Opening reception: Saturday July 9, 3 to 5pm
Closing reception: Saturday July 30, 3 to 5pm
In Bean Gilsdorf’s new series Some Women, the artist expands her sculptural practice into an unconventional photographic space. Over the past twelve years, Gilsdorf has worked extensively with images of iconic cultural and political figures appropriated from mass-market history books, printing these images onto textiles and sewing them into allegorical soft sculptures. Her slumping, deflated constructions—slipcovers of first ladies and busts of former presidents—embody the worn-out myths that America uses to prop up its narratives of exceptionalism. For Some Women, Gilsdorf used images of women convicted of violent crimes to construct a suite of sewn sculptures, then arranged the figures and photographed them as portraits. Through the transmutation of source image to sculpture to photograph, Gilsdorf produces an ambiguous space that complicates the relationship between object and image—an approach that mimics the process by which history creates archetypes from individuals. Dramatically lit and arranged into conspicuously strange poses, the figures function as avatars of society’s fascinated repulsion for women who have violated cultural norms and betrayed the so-called nature of their gender.

▶ Records taken from a collection:
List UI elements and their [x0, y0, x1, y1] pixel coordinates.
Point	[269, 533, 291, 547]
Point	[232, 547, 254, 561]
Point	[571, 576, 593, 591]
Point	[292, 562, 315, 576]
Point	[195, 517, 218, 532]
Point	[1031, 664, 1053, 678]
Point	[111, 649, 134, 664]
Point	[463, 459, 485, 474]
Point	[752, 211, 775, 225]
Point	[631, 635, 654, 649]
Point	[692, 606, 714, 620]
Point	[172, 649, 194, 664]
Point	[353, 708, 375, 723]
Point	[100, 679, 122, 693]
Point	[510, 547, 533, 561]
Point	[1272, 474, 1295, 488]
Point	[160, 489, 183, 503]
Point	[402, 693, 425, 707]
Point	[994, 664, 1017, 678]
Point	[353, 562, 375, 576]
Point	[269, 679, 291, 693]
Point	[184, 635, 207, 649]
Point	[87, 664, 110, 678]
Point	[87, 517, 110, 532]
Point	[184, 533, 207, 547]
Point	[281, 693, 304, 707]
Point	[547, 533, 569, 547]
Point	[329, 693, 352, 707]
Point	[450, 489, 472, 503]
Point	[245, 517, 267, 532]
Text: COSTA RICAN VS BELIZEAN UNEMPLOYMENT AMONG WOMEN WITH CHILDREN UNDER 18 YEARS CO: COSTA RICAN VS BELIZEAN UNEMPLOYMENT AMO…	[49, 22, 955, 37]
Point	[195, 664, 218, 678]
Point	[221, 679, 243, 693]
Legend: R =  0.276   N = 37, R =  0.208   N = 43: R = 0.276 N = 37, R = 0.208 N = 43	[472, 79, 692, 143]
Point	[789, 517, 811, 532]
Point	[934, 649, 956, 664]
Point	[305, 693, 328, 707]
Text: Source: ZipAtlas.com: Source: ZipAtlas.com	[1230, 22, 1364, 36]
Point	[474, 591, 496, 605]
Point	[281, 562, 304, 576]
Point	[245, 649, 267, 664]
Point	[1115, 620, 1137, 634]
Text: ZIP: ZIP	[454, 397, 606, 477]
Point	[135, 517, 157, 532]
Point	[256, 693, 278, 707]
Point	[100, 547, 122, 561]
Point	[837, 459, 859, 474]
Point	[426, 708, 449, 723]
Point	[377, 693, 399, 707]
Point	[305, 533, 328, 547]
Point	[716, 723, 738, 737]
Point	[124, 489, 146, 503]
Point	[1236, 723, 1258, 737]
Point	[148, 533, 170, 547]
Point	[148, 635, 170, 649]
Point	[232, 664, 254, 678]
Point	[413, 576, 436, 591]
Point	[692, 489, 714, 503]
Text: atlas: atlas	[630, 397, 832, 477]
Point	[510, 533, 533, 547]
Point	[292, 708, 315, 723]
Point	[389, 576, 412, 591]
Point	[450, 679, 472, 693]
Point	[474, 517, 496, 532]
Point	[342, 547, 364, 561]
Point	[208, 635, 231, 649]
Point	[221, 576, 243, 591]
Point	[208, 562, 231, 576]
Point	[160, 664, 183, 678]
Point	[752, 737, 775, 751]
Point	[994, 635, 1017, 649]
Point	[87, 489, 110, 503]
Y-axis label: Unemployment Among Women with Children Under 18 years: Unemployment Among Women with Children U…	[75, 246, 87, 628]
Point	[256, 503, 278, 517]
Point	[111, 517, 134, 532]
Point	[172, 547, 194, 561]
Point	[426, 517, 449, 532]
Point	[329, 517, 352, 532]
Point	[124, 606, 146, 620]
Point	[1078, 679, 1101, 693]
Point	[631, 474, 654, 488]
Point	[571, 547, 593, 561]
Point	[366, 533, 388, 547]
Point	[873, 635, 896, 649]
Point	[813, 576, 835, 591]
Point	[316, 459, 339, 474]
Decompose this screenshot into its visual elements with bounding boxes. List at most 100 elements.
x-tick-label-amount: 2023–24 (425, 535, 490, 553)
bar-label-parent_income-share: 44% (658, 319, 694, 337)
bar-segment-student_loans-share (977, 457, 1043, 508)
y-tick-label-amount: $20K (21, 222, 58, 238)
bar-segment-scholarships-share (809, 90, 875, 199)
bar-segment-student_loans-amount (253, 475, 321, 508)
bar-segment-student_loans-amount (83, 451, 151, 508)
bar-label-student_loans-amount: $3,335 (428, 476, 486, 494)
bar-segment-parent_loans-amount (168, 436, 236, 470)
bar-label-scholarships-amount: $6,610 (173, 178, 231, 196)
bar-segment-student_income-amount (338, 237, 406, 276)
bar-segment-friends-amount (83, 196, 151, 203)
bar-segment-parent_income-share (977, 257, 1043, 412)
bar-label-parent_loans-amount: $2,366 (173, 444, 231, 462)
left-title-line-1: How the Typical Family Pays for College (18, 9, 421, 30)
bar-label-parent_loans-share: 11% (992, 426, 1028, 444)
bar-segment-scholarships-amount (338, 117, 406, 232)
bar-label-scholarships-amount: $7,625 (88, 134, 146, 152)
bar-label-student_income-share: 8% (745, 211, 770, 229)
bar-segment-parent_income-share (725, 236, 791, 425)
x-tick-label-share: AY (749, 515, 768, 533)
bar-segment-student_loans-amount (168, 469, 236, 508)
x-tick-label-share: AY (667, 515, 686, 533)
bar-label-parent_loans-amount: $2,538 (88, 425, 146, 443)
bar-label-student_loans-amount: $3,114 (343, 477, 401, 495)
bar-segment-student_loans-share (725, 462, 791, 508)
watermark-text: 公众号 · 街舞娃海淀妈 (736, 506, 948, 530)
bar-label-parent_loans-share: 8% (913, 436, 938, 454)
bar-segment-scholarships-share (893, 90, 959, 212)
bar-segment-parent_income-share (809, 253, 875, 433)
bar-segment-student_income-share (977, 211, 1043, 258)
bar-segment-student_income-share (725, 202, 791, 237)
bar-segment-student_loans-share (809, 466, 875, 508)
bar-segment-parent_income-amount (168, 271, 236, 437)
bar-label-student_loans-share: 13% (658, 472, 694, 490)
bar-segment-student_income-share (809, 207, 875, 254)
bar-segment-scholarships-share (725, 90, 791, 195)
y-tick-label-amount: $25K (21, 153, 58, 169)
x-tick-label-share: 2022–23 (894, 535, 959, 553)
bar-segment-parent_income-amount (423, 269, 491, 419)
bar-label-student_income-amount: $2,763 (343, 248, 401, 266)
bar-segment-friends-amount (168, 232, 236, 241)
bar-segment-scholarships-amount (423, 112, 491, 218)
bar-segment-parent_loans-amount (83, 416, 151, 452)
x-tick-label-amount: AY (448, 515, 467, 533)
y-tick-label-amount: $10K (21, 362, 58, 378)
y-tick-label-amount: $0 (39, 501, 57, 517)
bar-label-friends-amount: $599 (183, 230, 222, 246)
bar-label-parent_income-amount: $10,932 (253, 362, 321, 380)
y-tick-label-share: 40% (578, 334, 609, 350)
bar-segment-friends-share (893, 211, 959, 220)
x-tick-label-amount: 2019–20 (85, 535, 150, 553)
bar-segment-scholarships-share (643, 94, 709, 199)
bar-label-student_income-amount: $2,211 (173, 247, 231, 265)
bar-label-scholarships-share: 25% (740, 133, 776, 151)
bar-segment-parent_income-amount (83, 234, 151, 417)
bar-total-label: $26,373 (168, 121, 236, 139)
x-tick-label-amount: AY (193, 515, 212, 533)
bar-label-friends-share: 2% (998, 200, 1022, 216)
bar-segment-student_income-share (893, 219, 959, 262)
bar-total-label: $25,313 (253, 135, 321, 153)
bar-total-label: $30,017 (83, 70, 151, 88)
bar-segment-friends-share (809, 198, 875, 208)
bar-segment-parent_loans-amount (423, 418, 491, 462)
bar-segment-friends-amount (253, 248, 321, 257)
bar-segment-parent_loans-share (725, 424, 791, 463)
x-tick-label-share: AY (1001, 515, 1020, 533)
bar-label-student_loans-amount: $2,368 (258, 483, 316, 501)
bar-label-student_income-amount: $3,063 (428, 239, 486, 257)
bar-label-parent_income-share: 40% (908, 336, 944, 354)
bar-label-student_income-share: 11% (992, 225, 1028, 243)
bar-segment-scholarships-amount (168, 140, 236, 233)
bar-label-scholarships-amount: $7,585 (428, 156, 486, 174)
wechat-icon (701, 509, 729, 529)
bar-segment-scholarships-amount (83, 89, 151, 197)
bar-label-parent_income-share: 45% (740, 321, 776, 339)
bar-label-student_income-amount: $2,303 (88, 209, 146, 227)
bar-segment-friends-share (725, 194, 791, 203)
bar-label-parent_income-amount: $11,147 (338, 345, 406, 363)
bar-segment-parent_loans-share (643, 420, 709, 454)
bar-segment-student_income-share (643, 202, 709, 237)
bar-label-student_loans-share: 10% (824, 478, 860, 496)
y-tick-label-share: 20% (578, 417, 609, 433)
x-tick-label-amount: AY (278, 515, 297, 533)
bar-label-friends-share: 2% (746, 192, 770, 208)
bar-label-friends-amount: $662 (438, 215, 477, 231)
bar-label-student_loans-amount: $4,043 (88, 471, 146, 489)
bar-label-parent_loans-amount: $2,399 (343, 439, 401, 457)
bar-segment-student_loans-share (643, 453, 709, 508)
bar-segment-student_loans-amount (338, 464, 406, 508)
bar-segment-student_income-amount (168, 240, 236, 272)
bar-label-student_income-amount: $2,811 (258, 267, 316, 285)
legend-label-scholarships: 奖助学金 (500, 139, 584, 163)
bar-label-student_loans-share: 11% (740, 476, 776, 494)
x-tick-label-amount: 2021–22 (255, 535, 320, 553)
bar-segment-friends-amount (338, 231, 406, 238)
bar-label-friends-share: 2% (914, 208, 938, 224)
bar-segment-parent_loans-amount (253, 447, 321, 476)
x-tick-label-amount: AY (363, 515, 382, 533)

▶ WHAT TO DO: According to the exhibition description, what images did Gilsdorf use to make the sewn sculptures for Some Women? Rely only on the exhibition description above.

▶ ANSWER SPACE: Images of women convicted of violent crimes.